WRITTEN TASK: Select lines where the word "price" appears.

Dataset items
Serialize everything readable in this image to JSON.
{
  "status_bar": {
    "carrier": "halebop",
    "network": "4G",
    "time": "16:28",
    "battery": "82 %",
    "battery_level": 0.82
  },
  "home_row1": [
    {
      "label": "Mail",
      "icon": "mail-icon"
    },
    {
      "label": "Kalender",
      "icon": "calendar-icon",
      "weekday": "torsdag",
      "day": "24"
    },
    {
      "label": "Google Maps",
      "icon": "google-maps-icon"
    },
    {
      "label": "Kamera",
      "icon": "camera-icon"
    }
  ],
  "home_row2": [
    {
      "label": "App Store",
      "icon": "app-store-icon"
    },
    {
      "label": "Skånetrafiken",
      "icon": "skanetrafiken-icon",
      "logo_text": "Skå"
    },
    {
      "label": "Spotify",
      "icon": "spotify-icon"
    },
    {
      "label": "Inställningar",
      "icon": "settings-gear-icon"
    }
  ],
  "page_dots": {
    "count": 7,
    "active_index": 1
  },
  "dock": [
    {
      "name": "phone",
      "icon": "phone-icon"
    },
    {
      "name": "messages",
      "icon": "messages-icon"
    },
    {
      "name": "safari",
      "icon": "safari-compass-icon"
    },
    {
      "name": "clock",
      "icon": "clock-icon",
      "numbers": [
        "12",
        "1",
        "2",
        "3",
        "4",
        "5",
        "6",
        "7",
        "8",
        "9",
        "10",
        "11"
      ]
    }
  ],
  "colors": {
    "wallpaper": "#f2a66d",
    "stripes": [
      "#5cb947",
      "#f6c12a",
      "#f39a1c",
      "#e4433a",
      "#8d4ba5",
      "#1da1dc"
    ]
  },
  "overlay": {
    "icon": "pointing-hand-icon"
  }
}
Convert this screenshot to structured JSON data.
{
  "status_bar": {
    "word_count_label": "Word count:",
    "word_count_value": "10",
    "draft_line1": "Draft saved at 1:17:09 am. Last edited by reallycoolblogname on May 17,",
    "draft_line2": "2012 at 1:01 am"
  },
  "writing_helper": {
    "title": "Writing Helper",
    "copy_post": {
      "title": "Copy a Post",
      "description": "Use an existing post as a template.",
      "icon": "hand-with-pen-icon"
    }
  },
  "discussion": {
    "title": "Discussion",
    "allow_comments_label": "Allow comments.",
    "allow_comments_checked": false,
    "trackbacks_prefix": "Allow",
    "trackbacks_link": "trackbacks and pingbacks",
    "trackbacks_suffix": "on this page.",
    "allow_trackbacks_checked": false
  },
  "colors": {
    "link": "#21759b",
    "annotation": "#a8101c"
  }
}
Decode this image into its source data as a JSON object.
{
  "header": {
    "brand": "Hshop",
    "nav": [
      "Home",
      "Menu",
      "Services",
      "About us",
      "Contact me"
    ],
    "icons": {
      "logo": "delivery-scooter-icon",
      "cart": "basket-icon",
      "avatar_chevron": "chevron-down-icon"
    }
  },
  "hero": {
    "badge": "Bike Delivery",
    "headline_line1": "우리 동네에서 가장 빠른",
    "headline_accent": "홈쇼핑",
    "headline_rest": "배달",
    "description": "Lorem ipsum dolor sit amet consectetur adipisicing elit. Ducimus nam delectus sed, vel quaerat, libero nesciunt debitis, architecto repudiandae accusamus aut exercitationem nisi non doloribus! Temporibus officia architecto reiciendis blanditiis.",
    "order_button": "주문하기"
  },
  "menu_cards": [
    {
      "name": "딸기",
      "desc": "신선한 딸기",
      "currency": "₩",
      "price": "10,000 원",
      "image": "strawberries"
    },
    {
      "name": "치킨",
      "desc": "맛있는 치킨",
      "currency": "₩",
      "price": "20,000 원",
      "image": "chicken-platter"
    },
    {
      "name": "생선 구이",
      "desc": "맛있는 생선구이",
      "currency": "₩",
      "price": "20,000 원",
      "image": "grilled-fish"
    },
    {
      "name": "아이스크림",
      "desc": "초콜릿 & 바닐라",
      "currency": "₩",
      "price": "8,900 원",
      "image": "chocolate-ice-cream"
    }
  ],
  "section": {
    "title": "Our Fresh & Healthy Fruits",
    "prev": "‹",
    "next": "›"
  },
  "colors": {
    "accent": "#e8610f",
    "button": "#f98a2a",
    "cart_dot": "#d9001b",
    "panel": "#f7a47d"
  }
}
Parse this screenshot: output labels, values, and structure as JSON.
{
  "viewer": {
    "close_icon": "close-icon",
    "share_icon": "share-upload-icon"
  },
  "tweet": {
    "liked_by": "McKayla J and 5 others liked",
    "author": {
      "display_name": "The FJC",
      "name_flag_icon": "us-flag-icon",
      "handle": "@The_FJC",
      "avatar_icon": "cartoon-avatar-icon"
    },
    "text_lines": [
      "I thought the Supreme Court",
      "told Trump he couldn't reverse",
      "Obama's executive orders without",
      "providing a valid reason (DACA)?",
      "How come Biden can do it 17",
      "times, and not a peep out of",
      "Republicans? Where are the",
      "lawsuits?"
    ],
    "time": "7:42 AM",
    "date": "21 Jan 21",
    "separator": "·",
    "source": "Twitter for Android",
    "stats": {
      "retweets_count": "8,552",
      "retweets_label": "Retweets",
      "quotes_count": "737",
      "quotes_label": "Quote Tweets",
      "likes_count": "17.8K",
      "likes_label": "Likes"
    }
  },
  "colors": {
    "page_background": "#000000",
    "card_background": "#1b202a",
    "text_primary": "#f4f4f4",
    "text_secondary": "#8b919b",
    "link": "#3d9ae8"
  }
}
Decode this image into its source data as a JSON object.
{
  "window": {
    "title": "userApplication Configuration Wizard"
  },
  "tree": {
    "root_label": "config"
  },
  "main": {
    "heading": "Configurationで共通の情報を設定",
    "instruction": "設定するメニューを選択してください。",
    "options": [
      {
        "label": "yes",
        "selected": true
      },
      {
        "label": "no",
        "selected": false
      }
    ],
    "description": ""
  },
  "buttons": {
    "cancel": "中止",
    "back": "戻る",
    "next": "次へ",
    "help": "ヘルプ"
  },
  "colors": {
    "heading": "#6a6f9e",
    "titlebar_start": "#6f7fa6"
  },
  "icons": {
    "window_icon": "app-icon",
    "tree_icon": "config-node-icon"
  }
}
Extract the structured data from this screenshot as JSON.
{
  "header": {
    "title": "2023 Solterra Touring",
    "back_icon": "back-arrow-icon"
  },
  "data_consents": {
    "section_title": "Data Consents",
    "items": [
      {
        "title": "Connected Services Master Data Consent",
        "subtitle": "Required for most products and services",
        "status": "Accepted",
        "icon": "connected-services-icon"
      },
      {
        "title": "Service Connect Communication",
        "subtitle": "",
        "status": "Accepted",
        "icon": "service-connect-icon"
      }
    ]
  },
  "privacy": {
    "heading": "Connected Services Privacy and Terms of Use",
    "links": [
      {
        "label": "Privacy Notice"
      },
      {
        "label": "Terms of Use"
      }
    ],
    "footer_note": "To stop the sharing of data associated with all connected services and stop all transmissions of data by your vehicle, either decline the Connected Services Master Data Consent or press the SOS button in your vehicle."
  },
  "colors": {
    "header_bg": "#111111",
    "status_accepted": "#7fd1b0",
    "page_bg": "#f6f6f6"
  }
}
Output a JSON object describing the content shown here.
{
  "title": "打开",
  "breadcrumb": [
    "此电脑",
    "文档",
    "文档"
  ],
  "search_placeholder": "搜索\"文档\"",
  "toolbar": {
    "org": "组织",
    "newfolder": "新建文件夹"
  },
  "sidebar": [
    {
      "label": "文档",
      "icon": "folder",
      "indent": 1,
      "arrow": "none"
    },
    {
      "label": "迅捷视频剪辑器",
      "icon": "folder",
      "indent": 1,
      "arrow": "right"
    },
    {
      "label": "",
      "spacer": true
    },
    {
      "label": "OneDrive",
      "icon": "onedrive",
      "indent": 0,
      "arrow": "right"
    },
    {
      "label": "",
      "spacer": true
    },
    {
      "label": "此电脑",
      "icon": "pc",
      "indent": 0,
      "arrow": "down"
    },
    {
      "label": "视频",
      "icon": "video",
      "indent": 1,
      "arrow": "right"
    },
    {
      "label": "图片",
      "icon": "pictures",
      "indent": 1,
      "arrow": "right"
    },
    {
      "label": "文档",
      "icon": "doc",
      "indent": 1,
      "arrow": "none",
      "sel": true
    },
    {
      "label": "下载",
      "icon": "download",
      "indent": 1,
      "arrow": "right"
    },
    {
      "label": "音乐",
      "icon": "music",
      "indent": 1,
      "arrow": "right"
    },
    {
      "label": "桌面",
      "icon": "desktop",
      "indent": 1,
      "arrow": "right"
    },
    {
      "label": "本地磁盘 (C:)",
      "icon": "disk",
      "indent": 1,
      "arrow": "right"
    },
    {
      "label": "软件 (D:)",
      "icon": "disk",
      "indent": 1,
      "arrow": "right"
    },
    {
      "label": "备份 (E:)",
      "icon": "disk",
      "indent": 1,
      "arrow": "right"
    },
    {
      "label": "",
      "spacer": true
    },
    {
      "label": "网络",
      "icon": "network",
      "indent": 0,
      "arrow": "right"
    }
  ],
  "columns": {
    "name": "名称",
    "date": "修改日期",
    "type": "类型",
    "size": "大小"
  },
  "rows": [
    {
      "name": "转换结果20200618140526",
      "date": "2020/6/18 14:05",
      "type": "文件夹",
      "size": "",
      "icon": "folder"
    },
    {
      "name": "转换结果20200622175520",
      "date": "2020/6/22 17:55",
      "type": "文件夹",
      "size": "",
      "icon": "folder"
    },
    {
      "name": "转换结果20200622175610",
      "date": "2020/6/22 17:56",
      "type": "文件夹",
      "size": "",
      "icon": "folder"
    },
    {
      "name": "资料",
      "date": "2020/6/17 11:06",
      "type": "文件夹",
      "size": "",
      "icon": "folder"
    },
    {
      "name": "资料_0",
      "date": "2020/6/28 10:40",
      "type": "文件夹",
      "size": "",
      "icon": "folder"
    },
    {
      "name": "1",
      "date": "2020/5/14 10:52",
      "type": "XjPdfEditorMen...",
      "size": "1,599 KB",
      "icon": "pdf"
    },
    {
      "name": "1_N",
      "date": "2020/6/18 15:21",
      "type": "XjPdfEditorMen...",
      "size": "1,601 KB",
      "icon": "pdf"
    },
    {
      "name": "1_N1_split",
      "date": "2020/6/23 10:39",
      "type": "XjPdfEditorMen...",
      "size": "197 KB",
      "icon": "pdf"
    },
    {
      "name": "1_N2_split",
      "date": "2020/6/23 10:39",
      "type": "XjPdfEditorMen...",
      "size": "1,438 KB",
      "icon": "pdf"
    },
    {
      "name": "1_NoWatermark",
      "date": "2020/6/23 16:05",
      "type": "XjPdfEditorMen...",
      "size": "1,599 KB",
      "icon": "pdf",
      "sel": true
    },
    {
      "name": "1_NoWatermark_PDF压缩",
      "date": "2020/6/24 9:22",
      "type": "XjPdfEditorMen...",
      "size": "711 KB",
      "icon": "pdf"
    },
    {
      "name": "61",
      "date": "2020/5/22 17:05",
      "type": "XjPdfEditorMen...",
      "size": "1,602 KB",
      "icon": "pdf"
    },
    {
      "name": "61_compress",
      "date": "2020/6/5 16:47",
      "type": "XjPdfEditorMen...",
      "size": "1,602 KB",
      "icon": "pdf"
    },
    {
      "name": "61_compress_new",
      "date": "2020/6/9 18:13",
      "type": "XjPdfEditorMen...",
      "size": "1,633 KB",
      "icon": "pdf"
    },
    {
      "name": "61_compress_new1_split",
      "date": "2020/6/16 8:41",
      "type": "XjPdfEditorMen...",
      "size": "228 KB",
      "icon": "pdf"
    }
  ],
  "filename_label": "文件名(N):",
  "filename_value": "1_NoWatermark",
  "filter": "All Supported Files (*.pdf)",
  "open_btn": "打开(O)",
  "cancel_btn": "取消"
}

RESULT OF THIS EXERCISE:
      "price": "10,000 원",
      "price": "20,000 원",
      "price": "20,000 원",
      "price": "8,900 원",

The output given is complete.